Provided records —
◆ ◆ ◆
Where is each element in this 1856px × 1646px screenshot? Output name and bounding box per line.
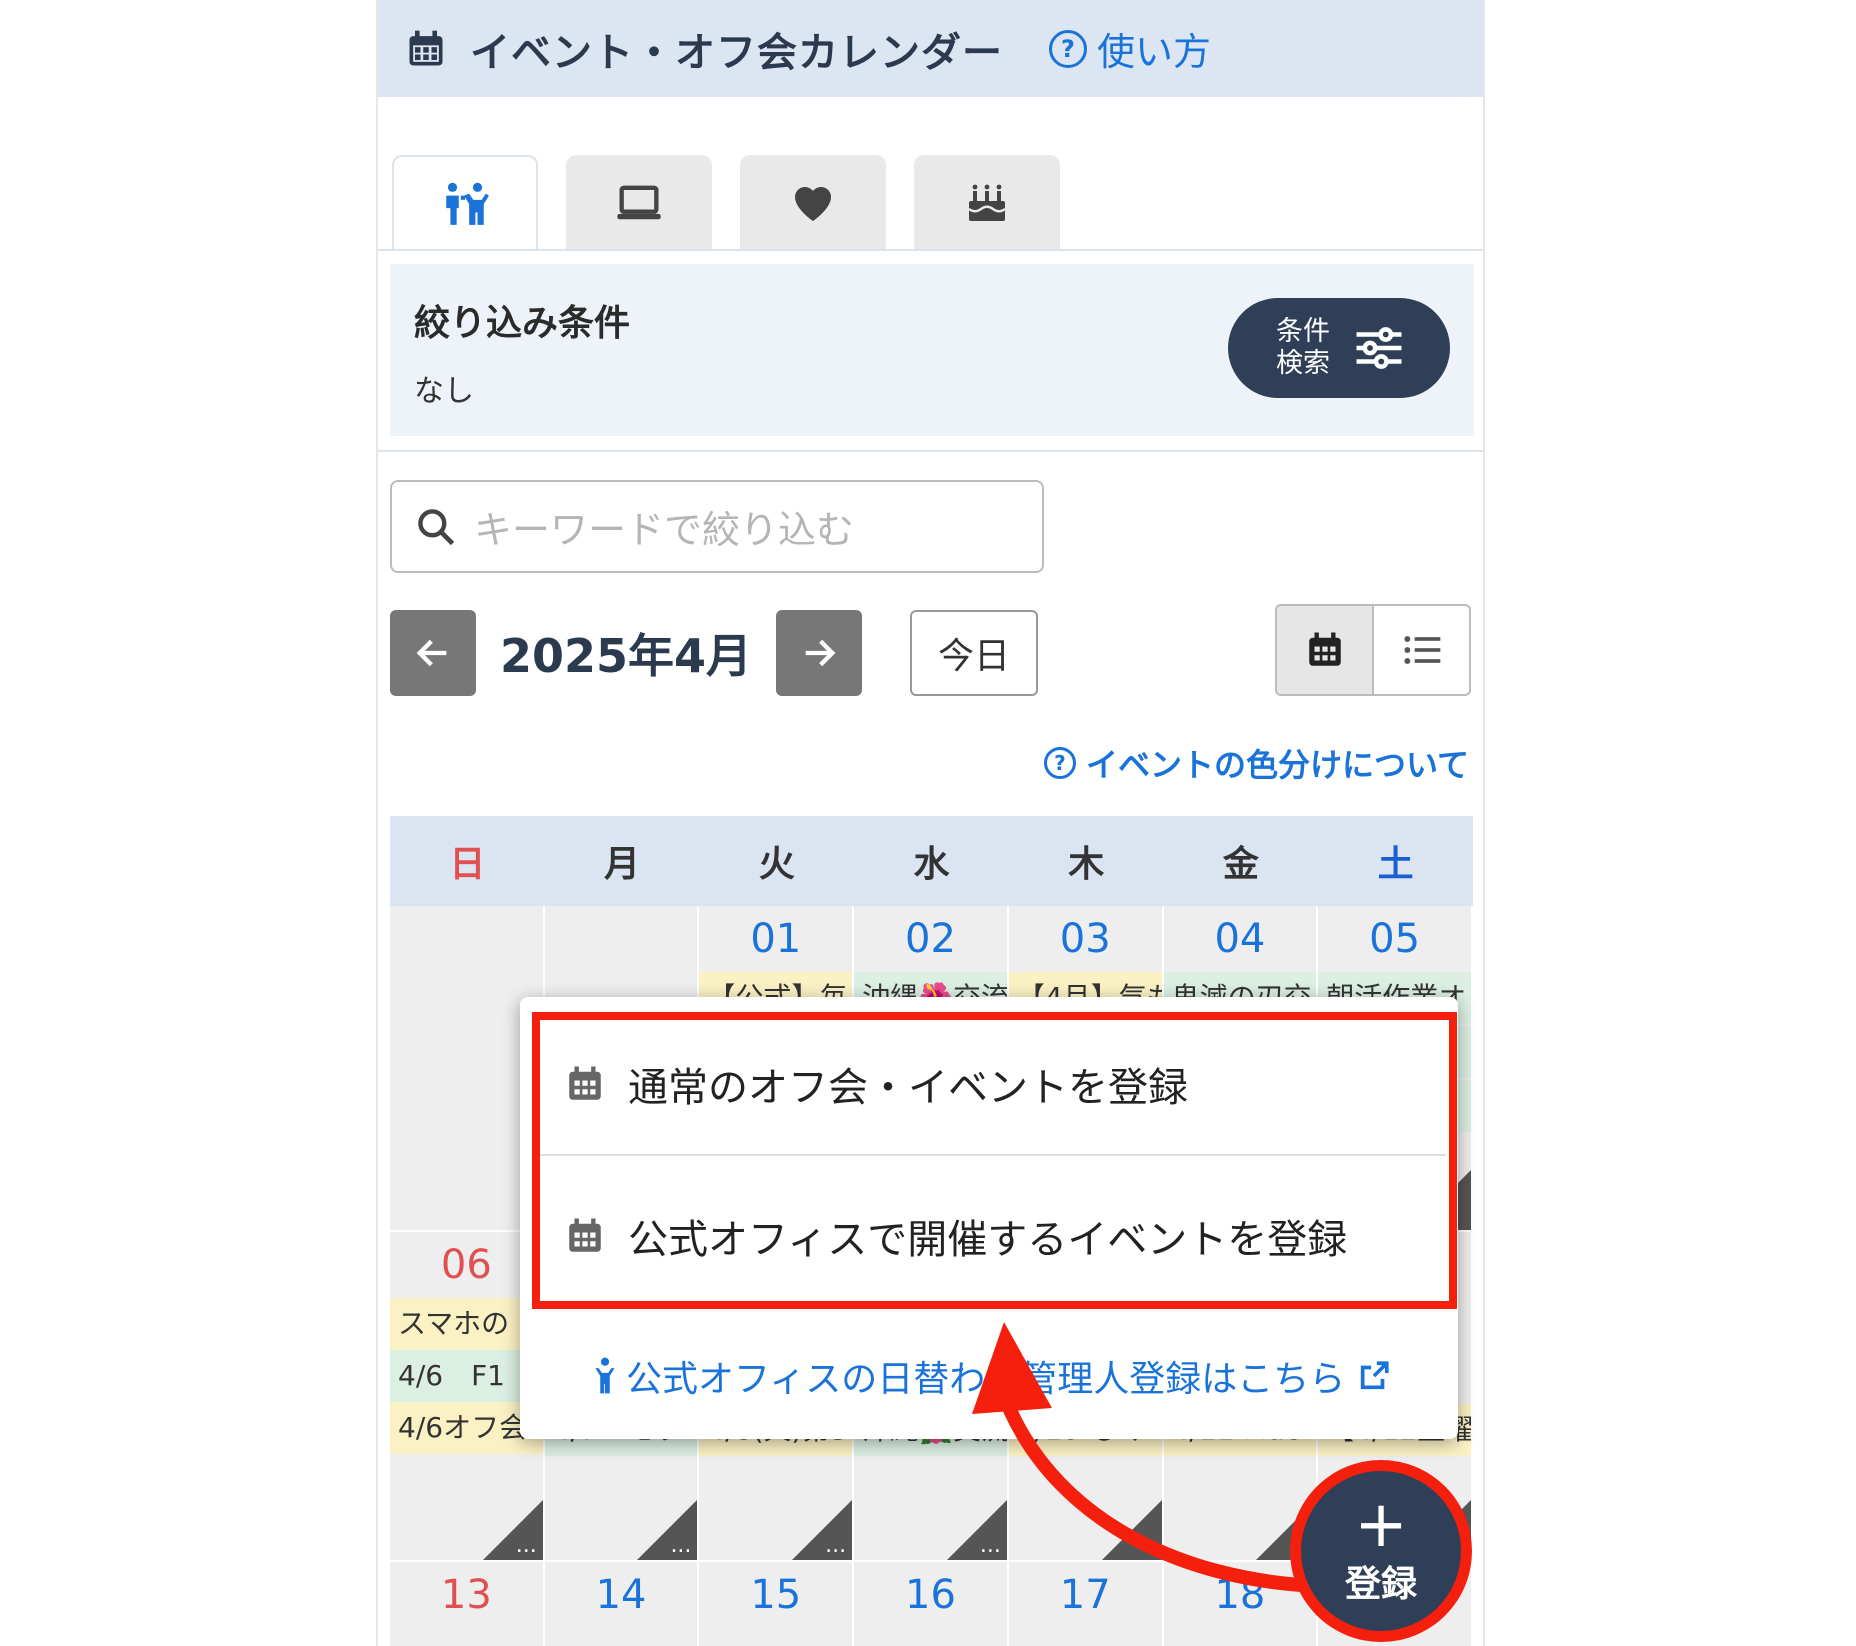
weekday-label: 木 — [1068, 844, 1105, 885]
filter-value: なし — [414, 374, 474, 409]
filter-panel: 絞り込み条件 なし 条件 検索 — [390, 264, 1474, 436]
day-number: 03 — [1059, 916, 1111, 962]
register-normal-event-label: 通常のオフ会・イベントを登録 — [628, 1065, 1188, 1111]
weekday-label: 火 — [758, 844, 795, 885]
weekday-header: 日 月 火 水 木 金 土 — [390, 816, 1473, 906]
section-divider — [378, 450, 1483, 452]
day-number: 16 — [905, 1572, 956, 1618]
page-title: イベント・オフ会カレンダー — [470, 29, 1003, 76]
laptop-icon — [617, 185, 661, 219]
condition-search-label-line2: 検索 — [1276, 348, 1330, 379]
day-number: 04 — [1214, 916, 1266, 962]
tab-favorite-events[interactable] — [740, 155, 886, 250]
weekday-label: 水 — [913, 844, 950, 885]
calendar-icon — [569, 1218, 601, 1252]
calendar-cell[interactable]: 17 — [1008, 1562, 1164, 1646]
register-office-event-label: 公式オフィスで開催するイベントを登録 — [628, 1217, 1348, 1263]
sliders-icon — [1356, 327, 1402, 369]
next-month-button[interactable] — [776, 610, 862, 696]
help-link[interactable]: ? 使い方 — [1049, 21, 1211, 76]
day-number: 13 — [440, 1572, 492, 1618]
weekday-label: 日 — [449, 844, 486, 885]
condition-search-button[interactable]: 条件 検索 — [1228, 298, 1450, 398]
calendar-cell[interactable]: 14 — [544, 1562, 700, 1646]
current-month: 2025年4月 — [500, 629, 753, 683]
day-number: 15 — [750, 1572, 802, 1618]
more-dots: ... — [670, 1533, 692, 1558]
search-input[interactable]: キーワードで絞り込む — [390, 480, 1044, 573]
cake-icon — [968, 184, 1006, 221]
more-dots: ... — [515, 1533, 537, 1558]
view-toggle — [1275, 604, 1471, 696]
people-icon — [446, 182, 489, 225]
calendar-cell[interactable]: 13 — [390, 1562, 545, 1646]
heart-icon — [795, 186, 831, 221]
help-circle-icon: ? — [1043, 747, 1076, 779]
register-normal-event-item[interactable]: 通常のオフ会・イベントを登録 — [564, 1055, 1188, 1113]
calendar-grid-icon — [1308, 632, 1341, 666]
menu-divider — [534, 1154, 1446, 1156]
plus-icon: + — [1354, 1488, 1408, 1562]
tab-divider — [378, 249, 1483, 251]
prev-month-button[interactable] — [390, 610, 476, 696]
weekday-label: 月 — [604, 844, 641, 885]
list-icon — [1403, 636, 1440, 664]
tab-birthday-events[interactable] — [914, 155, 1060, 250]
day-number: 01 — [750, 916, 802, 962]
calendar-icon — [569, 1066, 601, 1100]
condition-search-label-line1: 条件 — [1276, 316, 1330, 347]
register-menu: 通常のオフ会・イベントを登録 公式オフィスで開催するイベントを登録 公式オフィス… — [520, 997, 1458, 1439]
day-number: 02 — [905, 916, 956, 962]
weekday-label: 土 — [1377, 844, 1414, 885]
page-header: イベント・オフ会カレンダー ? 使い方 — [378, 0, 1483, 97]
help-circle-icon: ? — [1049, 29, 1087, 68]
calendar-cell[interactable]: 15 — [699, 1562, 855, 1646]
category-tabs — [392, 155, 1060, 250]
condition-search-label: 条件 検索 — [1272, 316, 1334, 380]
list-view-button[interactable] — [1374, 606, 1469, 694]
more-dots: ... — [825, 1533, 847, 1558]
more-events-indicator[interactable] — [1101, 1500, 1162, 1560]
help-link-label: 使い方 — [1097, 30, 1212, 74]
calendar-view-button[interactable] — [1277, 606, 1374, 694]
calendar-cell[interactable]: 16 — [854, 1562, 1009, 1646]
day-number: 05 — [1369, 916, 1421, 962]
daily-manager-link[interactable]: 公式オフィスの日替わり管理人登録はこちら — [590, 1350, 1391, 1402]
calendar-icon — [409, 30, 443, 65]
day-number: 14 — [595, 1572, 647, 1618]
arrow-right-icon — [805, 639, 836, 667]
more-dots: ... — [979, 1533, 1001, 1558]
register-fab-button[interactable]: + 登録 — [1301, 1471, 1461, 1631]
color-help-label: イベントの色分けについて — [1085, 746, 1469, 784]
register-fab-label: 登録 — [1344, 1564, 1417, 1605]
external-link-icon — [1361, 1361, 1389, 1390]
weekday-label: 金 — [1222, 844, 1259, 885]
tab-offline-events[interactable] — [392, 155, 538, 250]
search-icon — [418, 508, 455, 545]
today-button[interactable]: 今日 — [910, 610, 1038, 696]
person-icon — [595, 1357, 615, 1394]
daily-manager-link-label: 公式オフィスの日替わり管理人登録はこちら — [626, 1359, 1346, 1400]
register-office-event-item[interactable]: 公式オフィスで開催するイベントを登録 — [564, 1207, 1347, 1265]
search-placeholder: キーワードで絞り込む — [474, 508, 855, 552]
day-number: 17 — [1059, 1572, 1111, 1618]
color-help-link[interactable]: ? イベントの色分けについて — [1043, 740, 1469, 786]
filter-title: 絞り込み条件 — [414, 303, 631, 344]
tab-online-events[interactable] — [566, 155, 712, 250]
arrow-left-icon — [416, 639, 447, 667]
◆ ◆ ◆
What is required — Convert every line of the data above into a JSON list of strings, one string per line, with blank lines and pictures left out.

Answer to the exercise —
[
  "Where is each element in this 1856px × 1646px screenshot? Output name and bounding box per line.",
  "weekday-label: 木 — [1068, 844, 1105, 885]",
  "filter-value: なし — [414, 374, 474, 409]",
  "filter-panel: 絞り込み条件 なし 条件 検索 — [390, 264, 1474, 436]",
  "day-number: 03 — [1059, 916, 1111, 962]",
  "register-normal-event-label: 通常のオフ会・イベントを登録 — [628, 1065, 1188, 1111]",
  "weekday-label: 火 — [758, 844, 795, 885]",
  "weekday-header: 日 月 火 水 木 金 土 — [390, 816, 1473, 906]",
  "section-divider — [378, 450, 1483, 452]",
  "day-number: 16 — [905, 1572, 956, 1618]",
  "page-title: イベント・オフ会カレンダー — [470, 29, 1003, 76]",
  "laptop-icon — [617, 185, 661, 219]",
  "condition-search-label-line2: 検索 — [1276, 348, 1330, 379]",
  "day-number: 04 — [1214, 916, 1266, 962]",
  "tab-favorite-events[interactable] — [740, 155, 886, 250]",
  "weekday-label: 水 — [913, 844, 950, 885]",
  "calendar-icon — [569, 1218, 601, 1252]",
  "calendar-cell[interactable]: 17 — [1008, 1562, 1164, 1646]",
  "register-office-event-label: 公式オフィスで開催するイベントを登録 — [628, 1217, 1348, 1263]",
  "sliders-icon — [1356, 327, 1402, 369]",
  "next-month-button[interactable] — [776, 610, 862, 696]",
  "help-link[interactable]: ? 使い方 — [1049, 21, 1211, 76]",
  "day-number: 13 — [440, 1572, 492, 1618]",
  "weekday-label: 日 — [449, 844, 486, 885]",
  "condition-search-button[interactable]: 条件 検索 — [1228, 298, 1450, 398]",
  "calendar-cell[interactable]: 14 — [544, 1562, 700, 1646]",
  "current-month: 2025年4月 — [500, 629, 753, 683]",
  "day-number: 15 — [750, 1572, 802, 1618]",
  "more-dots: ... — [670, 1533, 692, 1558]",
  "search-input[interactable]: キーワードで絞り込む — [390, 480, 1044, 573]",
  "cake-icon — [968, 184, 1006, 221]",
  "more-dots: ... — [515, 1533, 537, 1558]",
  "view-toggle — [1275, 604, 1471, 696]",
  "people-icon — [446, 182, 489, 225]",
  "calendar-cell[interactable]: 13 — [390, 1562, 545, 1646]",
  "heart-icon — [795, 186, 831, 221]",
  "help-circle-icon: ? — [1043, 747, 1076, 779]",
  "register-normal-event-item[interactable]: 通常のオフ会・イベントを登録 — [564, 1055, 1188, 1113]",
  "calendar-grid-icon — [1308, 632, 1341, 666]",
  "menu-divider — [534, 1154, 1446, 1156]",
  "plus-icon: + — [1354, 1488, 1408, 1562]",
  "tab-divider — [378, 249, 1483, 251]",
  "prev-month-button[interactable] — [390, 610, 476, 696]",
  "weekday-label: 月 — [604, 844, 641, 885]",
  "list-icon — [1403, 636, 1440, 664]",
  "tab-birthday-events[interactable] — [914, 155, 1060, 250]",
  "day-number: 01 — [750, 916, 802, 962]",
  "calendar-icon — [569, 1066, 601, 1100]",
  "condition-search-label-line1: 条件 — [1276, 316, 1330, 347]",
  "register-menu: 通常のオフ会・イベントを登録 公式オフィスで開催するイベントを登録 公式オフィス… — [520, 997, 1458, 1439]",
  "day-number: 02 — [905, 916, 956, 962]",
  "weekday-label: 土 — [1377, 844, 1414, 885]",
  "page-header: イベント・オフ会カレンダー ? 使い方 — [378, 0, 1483, 97]",
  "help-circle-icon: ? — [1049, 29, 1087, 68]",
  "calendar-cell[interactable]: 15 — [699, 1562, 855, 1646]",
  "category-tabs — [392, 155, 1060, 250]",
  "condition-search-label: 条件 検索 — [1272, 316, 1334, 380]",
  "list-view-button[interactable] — [1374, 606, 1469, 694]",
  "more-dots: ... — [825, 1533, 847, 1558]",
  "more-events-indicator[interactable] — [1101, 1500, 1162, 1560]",
  "help-link-label: 使い方 — [1097, 30, 1212, 74]",
  "calendar-view-button[interactable] — [1277, 606, 1374, 694]",
  "calendar-cell[interactable]: 16 — [854, 1562, 1009, 1646]",
  "day-number: 05 — [1369, 916, 1421, 962]",
  "daily-manager-link[interactable]: 公式オフィスの日替わり管理人登録はこちら — [590, 1350, 1391, 1402]",
  "calendar-icon — [409, 30, 443, 65]",
  "day-number: 14 — [595, 1572, 647, 1618]",
  "arrow-right-icon — [805, 639, 836, 667]",
  "more-dots: ... — [979, 1533, 1001, 1558]",
  "register-fab-button[interactable]: + 登録 — [1301, 1471, 1461, 1631]",
  "color-help-label: イベントの色分けについて — [1085, 746, 1469, 784]",
  "register-fab-label: 登録 — [1344, 1564, 1417, 1605]",
  "external-link-icon — [1361, 1361, 1389, 1390]",
  "weekday-label: 金 — [1222, 844, 1259, 885]",
  "tab-offline-events[interactable] — [392, 155, 538, 250]",
  "search-icon — [418, 508, 455, 545]",
  "today-button[interactable]: 今日 — [910, 610, 1038, 696]",
  "person-icon — [595, 1357, 615, 1394]",
  "daily-manager-link-label: 公式オフィスの日替わり管理人登録はこちら — [626, 1359, 1346, 1400]",
  "register-office-event-item[interactable]: 公式オフィスで開催するイベントを登録 — [564, 1207, 1347, 1265]",
  "search-placeholder: キーワードで絞り込む — [474, 508, 855, 552]",
  "day-number: 17 — [1059, 1572, 1111, 1618]",
  "color-help-link[interactable]: ? イベントの色分けについて — [1043, 740, 1469, 786]",
  "filter-title: 絞り込み条件 — [414, 303, 631, 344]",
  "tab-online-events[interactable] — [566, 155, 712, 250]",
  "arrow-left-icon — [416, 639, 447, 667]"
]